++++ DATA PROVIDED ++++

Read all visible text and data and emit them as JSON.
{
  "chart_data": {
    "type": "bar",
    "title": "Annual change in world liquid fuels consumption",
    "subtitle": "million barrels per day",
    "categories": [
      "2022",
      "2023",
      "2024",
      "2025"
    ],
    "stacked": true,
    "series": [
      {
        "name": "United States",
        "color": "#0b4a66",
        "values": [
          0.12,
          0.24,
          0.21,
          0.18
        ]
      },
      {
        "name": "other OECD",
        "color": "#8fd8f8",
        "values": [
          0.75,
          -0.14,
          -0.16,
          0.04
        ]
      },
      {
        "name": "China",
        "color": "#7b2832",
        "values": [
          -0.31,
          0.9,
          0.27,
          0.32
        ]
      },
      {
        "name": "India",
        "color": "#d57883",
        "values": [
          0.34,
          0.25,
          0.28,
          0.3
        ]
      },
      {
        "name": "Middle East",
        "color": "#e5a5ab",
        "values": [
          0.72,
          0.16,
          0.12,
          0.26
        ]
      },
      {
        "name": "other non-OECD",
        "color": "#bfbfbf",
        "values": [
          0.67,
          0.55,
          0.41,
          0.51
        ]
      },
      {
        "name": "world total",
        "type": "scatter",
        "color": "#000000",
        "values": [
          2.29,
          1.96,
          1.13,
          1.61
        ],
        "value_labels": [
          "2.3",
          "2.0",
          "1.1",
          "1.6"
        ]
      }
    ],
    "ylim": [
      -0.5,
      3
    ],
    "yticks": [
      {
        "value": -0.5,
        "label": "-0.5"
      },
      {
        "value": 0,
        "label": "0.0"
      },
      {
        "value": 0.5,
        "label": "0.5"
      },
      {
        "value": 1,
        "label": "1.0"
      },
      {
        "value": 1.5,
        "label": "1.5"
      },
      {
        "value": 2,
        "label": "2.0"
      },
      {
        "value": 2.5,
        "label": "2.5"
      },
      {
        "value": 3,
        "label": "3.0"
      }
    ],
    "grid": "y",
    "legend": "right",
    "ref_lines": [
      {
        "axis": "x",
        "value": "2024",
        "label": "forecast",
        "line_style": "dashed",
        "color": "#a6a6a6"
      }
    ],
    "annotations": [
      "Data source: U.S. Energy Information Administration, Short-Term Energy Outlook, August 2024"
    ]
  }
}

++++
++++ DATA PROVIDED ++++

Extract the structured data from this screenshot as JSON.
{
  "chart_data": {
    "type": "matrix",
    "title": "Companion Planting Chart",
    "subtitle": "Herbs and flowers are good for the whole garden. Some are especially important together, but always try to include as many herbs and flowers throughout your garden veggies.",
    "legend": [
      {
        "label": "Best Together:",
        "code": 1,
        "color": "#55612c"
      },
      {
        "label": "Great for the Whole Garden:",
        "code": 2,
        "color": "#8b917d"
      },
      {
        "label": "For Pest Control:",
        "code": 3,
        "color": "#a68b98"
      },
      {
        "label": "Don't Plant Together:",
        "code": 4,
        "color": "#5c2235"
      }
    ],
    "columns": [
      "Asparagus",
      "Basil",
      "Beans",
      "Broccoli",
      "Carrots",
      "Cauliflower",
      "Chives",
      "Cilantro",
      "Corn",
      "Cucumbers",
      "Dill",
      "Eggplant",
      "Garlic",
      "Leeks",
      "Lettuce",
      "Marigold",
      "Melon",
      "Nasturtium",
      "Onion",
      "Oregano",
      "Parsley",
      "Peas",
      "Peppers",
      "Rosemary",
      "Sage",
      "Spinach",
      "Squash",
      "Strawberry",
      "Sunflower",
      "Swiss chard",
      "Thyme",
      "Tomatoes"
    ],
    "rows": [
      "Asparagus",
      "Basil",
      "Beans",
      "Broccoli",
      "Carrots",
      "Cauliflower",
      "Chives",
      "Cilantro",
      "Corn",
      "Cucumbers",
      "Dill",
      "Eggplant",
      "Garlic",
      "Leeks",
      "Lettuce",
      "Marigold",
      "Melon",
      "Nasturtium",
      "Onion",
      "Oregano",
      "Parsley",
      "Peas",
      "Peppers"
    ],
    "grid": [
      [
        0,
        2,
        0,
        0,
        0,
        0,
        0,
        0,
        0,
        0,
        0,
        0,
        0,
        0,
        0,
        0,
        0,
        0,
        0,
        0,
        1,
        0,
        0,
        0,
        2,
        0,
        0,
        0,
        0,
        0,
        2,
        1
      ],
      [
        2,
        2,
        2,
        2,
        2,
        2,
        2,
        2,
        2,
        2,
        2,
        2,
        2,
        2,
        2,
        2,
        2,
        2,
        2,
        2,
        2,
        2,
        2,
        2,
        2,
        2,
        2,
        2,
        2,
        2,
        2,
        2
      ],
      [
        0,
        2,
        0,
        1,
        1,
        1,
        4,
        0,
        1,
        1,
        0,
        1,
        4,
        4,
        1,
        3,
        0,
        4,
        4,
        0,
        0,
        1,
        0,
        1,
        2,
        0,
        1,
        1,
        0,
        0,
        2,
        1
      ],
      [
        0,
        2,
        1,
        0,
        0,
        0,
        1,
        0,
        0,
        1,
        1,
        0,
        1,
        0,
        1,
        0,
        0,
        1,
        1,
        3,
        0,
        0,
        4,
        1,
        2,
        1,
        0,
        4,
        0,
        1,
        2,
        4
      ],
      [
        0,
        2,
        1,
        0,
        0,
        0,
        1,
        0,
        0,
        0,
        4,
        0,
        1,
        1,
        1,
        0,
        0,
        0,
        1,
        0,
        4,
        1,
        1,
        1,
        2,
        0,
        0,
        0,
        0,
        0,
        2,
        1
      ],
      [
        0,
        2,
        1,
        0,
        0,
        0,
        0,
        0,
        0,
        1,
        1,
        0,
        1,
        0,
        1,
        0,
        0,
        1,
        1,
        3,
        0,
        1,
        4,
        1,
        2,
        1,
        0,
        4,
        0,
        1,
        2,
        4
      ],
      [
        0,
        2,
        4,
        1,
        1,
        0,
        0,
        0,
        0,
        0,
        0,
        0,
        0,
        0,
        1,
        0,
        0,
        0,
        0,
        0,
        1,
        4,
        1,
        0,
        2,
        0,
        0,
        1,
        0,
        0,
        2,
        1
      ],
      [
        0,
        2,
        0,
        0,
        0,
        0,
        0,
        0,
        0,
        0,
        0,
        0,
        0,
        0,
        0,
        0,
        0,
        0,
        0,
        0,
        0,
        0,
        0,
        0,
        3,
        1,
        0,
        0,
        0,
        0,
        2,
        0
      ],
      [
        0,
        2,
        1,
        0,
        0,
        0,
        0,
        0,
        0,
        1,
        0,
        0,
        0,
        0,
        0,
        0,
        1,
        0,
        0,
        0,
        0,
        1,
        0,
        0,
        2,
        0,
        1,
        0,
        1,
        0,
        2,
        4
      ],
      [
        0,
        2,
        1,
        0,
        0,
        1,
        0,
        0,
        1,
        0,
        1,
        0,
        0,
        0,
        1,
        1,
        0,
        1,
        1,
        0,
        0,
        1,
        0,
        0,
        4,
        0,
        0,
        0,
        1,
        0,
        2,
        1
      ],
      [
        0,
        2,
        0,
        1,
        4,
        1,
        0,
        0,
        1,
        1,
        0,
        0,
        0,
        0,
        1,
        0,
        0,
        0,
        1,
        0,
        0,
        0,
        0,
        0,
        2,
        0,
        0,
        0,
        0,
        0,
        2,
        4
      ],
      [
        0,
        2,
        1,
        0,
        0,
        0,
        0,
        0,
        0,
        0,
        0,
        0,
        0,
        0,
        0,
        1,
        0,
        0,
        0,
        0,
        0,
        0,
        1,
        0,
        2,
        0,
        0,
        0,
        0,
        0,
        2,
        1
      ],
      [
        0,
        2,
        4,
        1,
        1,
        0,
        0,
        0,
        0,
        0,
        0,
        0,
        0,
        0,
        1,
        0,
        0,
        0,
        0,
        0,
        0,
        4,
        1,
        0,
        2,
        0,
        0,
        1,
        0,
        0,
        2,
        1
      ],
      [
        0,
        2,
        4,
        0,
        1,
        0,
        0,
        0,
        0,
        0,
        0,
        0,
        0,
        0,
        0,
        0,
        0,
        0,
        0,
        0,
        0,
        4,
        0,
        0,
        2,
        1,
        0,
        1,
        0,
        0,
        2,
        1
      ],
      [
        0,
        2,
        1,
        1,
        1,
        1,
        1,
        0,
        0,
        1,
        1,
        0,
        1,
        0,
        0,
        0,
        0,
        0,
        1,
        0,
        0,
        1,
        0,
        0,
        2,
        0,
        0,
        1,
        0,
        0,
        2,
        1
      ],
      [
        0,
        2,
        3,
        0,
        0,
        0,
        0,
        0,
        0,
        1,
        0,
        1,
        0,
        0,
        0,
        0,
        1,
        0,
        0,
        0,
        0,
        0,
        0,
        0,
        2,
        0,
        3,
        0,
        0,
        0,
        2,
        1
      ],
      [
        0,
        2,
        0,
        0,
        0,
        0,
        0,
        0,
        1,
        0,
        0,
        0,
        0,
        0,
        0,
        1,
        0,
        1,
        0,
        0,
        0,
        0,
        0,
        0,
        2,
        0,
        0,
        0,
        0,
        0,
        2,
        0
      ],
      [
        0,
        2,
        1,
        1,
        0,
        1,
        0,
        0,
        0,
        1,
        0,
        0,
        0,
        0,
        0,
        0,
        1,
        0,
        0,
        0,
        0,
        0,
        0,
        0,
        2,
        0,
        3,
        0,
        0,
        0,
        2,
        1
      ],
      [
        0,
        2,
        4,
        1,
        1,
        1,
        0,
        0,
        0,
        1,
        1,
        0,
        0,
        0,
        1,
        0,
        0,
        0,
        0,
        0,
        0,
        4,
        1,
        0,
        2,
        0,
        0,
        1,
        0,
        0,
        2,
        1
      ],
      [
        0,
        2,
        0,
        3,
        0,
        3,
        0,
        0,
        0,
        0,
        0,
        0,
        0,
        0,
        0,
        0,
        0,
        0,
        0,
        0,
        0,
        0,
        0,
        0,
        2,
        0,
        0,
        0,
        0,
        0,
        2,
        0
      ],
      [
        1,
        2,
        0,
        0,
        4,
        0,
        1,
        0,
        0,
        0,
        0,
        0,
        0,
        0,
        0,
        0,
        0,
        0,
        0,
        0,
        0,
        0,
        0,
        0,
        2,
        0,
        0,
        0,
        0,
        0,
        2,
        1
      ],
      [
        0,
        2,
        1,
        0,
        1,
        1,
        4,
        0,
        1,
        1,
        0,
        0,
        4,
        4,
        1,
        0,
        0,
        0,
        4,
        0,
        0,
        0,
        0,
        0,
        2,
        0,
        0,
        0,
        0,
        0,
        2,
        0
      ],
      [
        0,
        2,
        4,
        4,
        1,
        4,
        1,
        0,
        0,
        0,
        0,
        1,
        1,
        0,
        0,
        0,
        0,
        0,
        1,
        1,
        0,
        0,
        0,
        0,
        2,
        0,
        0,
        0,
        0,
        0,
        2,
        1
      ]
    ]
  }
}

++++

▶ _WHAT IS BEING ASKED_:
Copy every line of the listing that contains the word "JSON".

▶ _SOLUTION TO THIS PROBLEM_:
Read all visible text and data and emit them as JSON.
Extract the structured data from this screenshot as JSON.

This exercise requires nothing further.